:: Instruction 1 ::
Reproduce word for word the part of the pg_repack article that runs from "pg_repack is a powerful" up to and including "by rebuilding tables.".

:: Document section ::
__________________________________________________

Revitalize PostgreSQL with pg_repack: A Gentle Vacuum Solution

Revitalize PostgreSQL with pg_repack: A Gentle Vacuum Solution

Overview:

pg_repack is a PostgreSQL extension that lets you remove bloat from tables and indexes, and optionally restore the physical order of clustered indexes. Unlike CLUSTER and VACUUM FULL it works online, without holding an exclusive lock on the processed tables during processing. pg_repack is efficient to boot, with performance comparable to using CLUSTER directly.

What is pg_repack?

pg_repack is a powerful PostgreSQL extension designed to alleviate bloat in tables and indexes, with the added capability to restore the physical order of clustered indexes. By facilitating online table rebuilding, it offers a seamless solution for PostgreSQL users.

Advantages of Using pg_repack:

  • Release Storage: Reclaim disk space by efficiently releasing storage from a table.

  • Rebuild Tables: Significantly reduce I/O by rebuilding tables.

  • Bloat Removal: Clear storage piled due to dead tuples, often left uncleared by the auto-vacuum process.

__________________________________________________

:: Stored data ::
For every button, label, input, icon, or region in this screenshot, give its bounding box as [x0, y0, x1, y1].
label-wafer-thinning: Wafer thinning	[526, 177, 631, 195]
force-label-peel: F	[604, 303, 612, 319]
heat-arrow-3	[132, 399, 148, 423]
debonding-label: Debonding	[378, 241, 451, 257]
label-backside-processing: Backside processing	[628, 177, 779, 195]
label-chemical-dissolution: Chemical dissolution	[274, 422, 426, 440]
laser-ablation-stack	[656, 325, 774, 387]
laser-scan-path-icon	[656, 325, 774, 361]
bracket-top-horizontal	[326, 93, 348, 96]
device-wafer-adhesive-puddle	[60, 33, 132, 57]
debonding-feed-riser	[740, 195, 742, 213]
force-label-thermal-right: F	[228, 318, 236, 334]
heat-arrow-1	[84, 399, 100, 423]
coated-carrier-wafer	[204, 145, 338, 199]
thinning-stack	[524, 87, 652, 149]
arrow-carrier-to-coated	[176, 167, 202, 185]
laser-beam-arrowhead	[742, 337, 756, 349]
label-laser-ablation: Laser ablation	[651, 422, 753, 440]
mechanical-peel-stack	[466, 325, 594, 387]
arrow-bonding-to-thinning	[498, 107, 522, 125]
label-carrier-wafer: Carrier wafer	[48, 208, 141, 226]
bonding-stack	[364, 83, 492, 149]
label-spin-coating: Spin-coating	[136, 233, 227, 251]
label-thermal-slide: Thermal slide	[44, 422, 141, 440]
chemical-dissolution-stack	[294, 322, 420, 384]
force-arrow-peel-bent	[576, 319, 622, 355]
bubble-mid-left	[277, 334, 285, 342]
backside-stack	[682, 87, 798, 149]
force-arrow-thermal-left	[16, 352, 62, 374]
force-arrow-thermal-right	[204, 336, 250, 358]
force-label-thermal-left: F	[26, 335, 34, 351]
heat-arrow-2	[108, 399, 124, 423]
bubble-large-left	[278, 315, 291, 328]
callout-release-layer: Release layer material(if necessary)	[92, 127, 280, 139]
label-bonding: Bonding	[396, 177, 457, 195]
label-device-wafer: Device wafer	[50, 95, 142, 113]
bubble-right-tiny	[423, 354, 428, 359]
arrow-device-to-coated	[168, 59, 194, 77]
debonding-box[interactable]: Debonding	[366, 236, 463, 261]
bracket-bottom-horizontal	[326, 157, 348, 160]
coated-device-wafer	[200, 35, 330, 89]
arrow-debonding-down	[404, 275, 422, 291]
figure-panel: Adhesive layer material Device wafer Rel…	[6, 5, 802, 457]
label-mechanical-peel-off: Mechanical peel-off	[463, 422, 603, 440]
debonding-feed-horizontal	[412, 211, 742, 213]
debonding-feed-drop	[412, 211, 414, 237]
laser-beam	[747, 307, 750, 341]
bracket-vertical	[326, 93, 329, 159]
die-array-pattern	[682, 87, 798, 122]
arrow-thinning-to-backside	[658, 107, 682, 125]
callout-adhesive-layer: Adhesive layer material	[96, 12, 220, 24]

__________________________________________________

:: Instruction 2 ::
Quote the records exactly, from their first line up to and including the line with "319, 622, 355]", and give only those lines.

:: Exercise answer 1 ::
pg_repack is a powerful PostgreSQL extension designed to alleviate bloat in tables and indexes, with the added capability to restore the physical order of clustered indexes. By facilitating online table rebuilding, it offers a seamless solution for PostgreSQL users.

Advantages of Using pg_repack:

  • Release Storage: Reclaim disk space by efficiently releasing storage from a table.

  • Rebuild Tables: Significantly reduce I/O by rebuilding tables.

:: Exercise answer 2 ::
For every button, label, input, icon, or region in this screenshot, give its bounding box as [x0, y0, x1, y1].
label-wafer-thinning: Wafer thinning	[526, 177, 631, 195]
force-label-peel: F	[604, 303, 612, 319]
heat-arrow-3	[132, 399, 148, 423]
debonding-label: Debonding	[378, 241, 451, 257]
label-backside-processing: Backside processing	[628, 177, 779, 195]
label-chemical-dissolution: Chemical dissolution	[274, 422, 426, 440]
laser-ablation-stack	[656, 325, 774, 387]
laser-scan-path-icon	[656, 325, 774, 361]
bracket-top-horizontal	[326, 93, 348, 96]
device-wafer-adhesive-puddle	[60, 33, 132, 57]
debonding-feed-riser	[740, 195, 742, 213]
force-label-thermal-right: F	[228, 318, 236, 334]
heat-arrow-1	[84, 399, 100, 423]
coated-carrier-wafer	[204, 145, 338, 199]
thinning-stack	[524, 87, 652, 149]
arrow-carrier-to-coated	[176, 167, 202, 185]
laser-beam-arrowhead	[742, 337, 756, 349]
label-laser-ablation: Laser ablation	[651, 422, 753, 440]
mechanical-peel-stack	[466, 325, 594, 387]
arrow-bonding-to-thinning	[498, 107, 522, 125]
label-carrier-wafer: Carrier wafer	[48, 208, 141, 226]
bonding-stack	[364, 83, 492, 149]
label-spin-coating: Spin-coating	[136, 233, 227, 251]
label-thermal-slide: Thermal slide	[44, 422, 141, 440]
chemical-dissolution-stack	[294, 322, 420, 384]
force-arrow-peel-bent	[576, 319, 622, 355]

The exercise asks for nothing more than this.